= Task directions =
Continue the review of the novel Grand Hôtel from the point where it stops.

=== Document section ===

Grand Hôtel is set in a luxurious hotel in Berlin between the wars. It’s walls shelter a microcosm of German society. The novel draws a panorama of the society and the times, reading it is fascinating and gives a good impression and feel for the time and the people. Vicki Baum includes a wide range of characters, the porter who waits for his wife to give birth to the first child, the aristocratic head porter Rohna, the many drivers and maids as well as some very interesting guests. Including the employees of the hotel gives the book a bit of an upstairs-downstairs feel and permits insight into the lives of the “simple people” who earn just enough not to starve.

The main characters are the guests. Dr. Otternschlag is the first to be introduced and he will also be the one closing this novel as he is almost part of the establishment. He stays here year in and year out, sits in the lobby and does nothing much. Badly wounded in Flanders, half of his face is just a scarred mass with a glass eye, he has lost interest in life. Wherever he goes his little black suitcase travels with him. The suitcase is packed for his final trip. It contains a large amount of morphine vials which he intends to inject should he be finally too disgusted by life. For the time being, he endures living but eases it with a regular nightly shot.

The Russian ballet dancer Grusinskaja is another important character. She is an aging beauty who is less and less successful. Her dancing lacks spirit and the public punishes her by leaving the theater almost before the final curtain. Once the lover of a Russian aristocrat, she is now still admired for her looks but not many fall in love with her. She reminded me of Gloria Swanson in the movie Sunset Boulevard or Blanche DuBois in A Streetcar Named Desire.

=== Exercise data ===

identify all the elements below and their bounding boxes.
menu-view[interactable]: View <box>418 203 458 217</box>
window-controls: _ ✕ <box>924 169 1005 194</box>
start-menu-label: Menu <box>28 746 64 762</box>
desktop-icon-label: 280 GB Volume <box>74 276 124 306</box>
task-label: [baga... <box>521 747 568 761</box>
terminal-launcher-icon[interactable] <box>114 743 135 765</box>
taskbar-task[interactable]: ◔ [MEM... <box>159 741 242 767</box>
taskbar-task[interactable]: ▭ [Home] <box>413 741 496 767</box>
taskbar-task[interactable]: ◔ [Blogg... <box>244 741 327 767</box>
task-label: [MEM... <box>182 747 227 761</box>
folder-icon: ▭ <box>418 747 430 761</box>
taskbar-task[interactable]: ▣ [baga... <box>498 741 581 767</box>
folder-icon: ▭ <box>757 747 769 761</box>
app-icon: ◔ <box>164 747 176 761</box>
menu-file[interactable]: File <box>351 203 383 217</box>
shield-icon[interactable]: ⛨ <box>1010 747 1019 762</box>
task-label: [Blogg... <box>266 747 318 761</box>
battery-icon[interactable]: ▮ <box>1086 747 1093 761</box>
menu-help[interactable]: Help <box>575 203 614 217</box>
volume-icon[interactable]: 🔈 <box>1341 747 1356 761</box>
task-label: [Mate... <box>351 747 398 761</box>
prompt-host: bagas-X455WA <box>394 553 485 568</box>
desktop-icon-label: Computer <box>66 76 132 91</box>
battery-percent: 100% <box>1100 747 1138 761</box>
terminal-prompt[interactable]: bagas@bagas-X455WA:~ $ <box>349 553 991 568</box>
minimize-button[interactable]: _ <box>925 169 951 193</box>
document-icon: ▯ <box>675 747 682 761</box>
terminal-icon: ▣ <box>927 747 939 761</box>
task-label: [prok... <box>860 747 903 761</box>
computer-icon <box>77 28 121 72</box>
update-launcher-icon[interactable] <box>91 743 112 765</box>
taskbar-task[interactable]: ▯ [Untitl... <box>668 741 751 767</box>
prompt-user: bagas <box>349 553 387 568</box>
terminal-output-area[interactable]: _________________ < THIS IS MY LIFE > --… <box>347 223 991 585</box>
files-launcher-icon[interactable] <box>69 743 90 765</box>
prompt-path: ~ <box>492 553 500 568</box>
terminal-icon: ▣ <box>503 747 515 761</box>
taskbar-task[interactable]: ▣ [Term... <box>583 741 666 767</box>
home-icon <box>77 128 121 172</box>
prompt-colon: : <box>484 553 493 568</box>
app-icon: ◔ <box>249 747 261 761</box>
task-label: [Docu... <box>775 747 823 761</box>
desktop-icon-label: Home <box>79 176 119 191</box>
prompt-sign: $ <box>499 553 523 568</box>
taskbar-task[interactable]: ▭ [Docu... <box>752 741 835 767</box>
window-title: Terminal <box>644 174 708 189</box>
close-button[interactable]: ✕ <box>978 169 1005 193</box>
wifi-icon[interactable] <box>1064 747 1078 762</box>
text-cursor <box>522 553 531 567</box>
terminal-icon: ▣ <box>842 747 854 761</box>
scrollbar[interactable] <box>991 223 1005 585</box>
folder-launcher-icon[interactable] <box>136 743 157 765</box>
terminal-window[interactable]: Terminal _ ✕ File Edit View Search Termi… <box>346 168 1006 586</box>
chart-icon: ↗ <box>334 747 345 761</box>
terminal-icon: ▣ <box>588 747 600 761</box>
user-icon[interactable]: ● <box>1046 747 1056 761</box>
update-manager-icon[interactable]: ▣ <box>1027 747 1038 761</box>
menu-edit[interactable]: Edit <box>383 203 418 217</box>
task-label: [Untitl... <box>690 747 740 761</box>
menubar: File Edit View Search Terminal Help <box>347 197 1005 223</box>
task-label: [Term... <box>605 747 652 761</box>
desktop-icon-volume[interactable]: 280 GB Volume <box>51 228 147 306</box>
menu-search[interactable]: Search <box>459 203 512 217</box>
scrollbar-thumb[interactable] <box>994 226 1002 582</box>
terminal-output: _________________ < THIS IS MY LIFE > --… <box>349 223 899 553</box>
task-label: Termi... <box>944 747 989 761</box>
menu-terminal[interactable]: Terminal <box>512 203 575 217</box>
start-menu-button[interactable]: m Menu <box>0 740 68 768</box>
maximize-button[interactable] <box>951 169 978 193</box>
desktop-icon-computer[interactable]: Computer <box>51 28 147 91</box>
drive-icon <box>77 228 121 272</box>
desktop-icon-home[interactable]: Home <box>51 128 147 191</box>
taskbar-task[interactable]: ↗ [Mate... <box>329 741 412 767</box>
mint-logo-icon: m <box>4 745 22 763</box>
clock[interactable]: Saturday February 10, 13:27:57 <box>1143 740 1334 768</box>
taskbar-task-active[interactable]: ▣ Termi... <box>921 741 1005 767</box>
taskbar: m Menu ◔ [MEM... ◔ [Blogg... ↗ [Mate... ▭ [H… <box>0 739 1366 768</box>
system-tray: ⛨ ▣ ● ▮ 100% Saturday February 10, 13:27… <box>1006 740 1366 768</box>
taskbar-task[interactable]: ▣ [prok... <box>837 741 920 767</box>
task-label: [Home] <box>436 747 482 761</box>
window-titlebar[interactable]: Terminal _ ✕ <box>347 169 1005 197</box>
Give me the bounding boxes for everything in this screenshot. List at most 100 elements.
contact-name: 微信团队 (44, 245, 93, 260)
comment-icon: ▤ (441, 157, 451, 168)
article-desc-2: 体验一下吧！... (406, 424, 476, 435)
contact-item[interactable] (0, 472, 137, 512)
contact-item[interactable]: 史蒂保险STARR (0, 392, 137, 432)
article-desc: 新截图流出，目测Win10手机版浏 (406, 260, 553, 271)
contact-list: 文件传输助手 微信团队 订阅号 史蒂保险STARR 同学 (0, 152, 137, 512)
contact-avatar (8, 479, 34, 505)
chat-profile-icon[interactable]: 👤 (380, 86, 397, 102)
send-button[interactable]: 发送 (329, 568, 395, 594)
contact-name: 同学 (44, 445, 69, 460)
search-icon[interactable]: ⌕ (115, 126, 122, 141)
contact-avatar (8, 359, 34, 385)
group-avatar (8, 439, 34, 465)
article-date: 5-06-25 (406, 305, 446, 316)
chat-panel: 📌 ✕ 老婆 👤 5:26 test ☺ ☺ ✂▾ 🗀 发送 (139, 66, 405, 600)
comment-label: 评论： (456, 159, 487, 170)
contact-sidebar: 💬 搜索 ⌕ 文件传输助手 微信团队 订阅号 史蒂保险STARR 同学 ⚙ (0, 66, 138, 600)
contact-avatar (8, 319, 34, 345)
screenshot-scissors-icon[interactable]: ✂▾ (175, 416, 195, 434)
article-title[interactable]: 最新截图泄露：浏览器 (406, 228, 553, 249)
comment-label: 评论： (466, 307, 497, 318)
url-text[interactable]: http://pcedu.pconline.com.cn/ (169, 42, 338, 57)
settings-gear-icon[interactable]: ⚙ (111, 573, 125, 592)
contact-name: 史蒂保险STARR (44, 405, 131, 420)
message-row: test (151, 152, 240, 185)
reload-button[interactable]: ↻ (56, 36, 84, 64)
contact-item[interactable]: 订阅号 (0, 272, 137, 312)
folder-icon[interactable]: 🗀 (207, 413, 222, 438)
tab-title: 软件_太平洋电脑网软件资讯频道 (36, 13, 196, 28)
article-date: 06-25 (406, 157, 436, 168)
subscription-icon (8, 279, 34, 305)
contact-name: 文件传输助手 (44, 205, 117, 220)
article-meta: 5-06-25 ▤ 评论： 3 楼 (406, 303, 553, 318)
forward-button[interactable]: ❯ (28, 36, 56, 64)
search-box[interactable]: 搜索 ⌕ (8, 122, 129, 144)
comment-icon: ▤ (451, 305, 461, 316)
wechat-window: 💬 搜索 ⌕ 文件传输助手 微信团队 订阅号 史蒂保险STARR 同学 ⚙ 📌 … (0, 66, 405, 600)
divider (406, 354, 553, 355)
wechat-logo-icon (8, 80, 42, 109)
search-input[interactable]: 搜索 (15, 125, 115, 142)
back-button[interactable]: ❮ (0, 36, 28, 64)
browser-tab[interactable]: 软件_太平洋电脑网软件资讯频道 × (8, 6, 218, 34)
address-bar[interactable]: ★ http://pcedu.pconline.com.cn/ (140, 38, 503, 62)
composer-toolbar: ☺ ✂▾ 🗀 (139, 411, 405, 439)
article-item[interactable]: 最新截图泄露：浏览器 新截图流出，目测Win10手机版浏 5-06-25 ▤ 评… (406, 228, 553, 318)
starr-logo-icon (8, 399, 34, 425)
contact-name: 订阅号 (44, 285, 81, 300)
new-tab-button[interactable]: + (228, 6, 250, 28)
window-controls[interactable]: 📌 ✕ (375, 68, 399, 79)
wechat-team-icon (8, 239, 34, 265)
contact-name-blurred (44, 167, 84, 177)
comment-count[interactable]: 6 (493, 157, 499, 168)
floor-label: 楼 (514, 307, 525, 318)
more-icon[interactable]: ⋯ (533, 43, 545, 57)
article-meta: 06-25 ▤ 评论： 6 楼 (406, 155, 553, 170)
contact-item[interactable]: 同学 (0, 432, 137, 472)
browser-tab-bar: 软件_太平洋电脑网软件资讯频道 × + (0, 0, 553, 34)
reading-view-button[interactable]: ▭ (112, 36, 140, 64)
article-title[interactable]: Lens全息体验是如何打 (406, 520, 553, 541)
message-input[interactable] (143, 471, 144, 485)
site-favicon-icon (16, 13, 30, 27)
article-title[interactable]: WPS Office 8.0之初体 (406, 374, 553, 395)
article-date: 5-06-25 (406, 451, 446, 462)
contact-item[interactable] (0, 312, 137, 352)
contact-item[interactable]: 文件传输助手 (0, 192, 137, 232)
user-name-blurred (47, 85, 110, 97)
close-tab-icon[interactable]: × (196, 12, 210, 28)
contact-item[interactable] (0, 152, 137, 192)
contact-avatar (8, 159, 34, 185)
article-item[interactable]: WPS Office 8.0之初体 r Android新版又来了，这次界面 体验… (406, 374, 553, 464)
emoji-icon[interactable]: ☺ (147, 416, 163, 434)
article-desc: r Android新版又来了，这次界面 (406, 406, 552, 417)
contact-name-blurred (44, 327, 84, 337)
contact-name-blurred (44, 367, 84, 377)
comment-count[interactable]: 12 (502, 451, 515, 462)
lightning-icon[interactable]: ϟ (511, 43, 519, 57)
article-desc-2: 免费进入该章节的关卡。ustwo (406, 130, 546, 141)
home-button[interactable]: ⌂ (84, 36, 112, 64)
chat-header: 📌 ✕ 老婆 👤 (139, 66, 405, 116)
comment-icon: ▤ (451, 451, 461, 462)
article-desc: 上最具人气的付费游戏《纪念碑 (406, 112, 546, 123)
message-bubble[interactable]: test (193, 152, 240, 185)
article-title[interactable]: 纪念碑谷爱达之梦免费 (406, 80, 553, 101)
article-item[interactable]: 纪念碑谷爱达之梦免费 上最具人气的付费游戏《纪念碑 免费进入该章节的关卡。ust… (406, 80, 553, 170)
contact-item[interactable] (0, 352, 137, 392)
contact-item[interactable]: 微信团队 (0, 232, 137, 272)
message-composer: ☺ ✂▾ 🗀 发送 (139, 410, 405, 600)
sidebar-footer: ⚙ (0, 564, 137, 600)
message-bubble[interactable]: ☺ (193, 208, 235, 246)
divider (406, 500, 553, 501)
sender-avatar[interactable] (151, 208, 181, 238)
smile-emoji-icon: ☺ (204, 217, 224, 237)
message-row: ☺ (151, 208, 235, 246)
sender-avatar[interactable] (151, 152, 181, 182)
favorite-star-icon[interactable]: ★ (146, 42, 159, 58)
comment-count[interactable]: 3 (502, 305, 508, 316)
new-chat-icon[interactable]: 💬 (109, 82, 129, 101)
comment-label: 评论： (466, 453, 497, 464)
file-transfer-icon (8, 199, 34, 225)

===

= Task output =
The astonishingly handsome Baron von Gaigern is one of the most joyful characters. He is easy-going, always happy, a womanizer and a con artist. Nobody knows that all he has left is his title and that he is without any financial means. He too was in Flanders but apart from a tiny scar on his chin he seems unharmed.

The industrialist Preysing has come to the hotel for an important meeting. If the business men he will meet, will not sign the contract, he is done.

And there is the terminally ill accountant Kringelein, one of the many employees of Preysing.  Kringelein hasn’t done much else than save money all his life. He has never treated himself to anything and now, having been diagnosed with terminal cancer, he has left his wife in some little provincial town and travelled to Berlin to spend all his savings and to finally live.

Flämmchen (little Flame) is Preysing’s temporary secretary. She is very young, as good-looking as Baron von Gaigern, good-natured but without much luck. Because she can’t find work, she started to model and sells her company to business men.

During the course of three days these people meet and interact. Some fall in love, some help each other, one kills one of them and at the end it’s not entirely clear who is a winner and who is a loser.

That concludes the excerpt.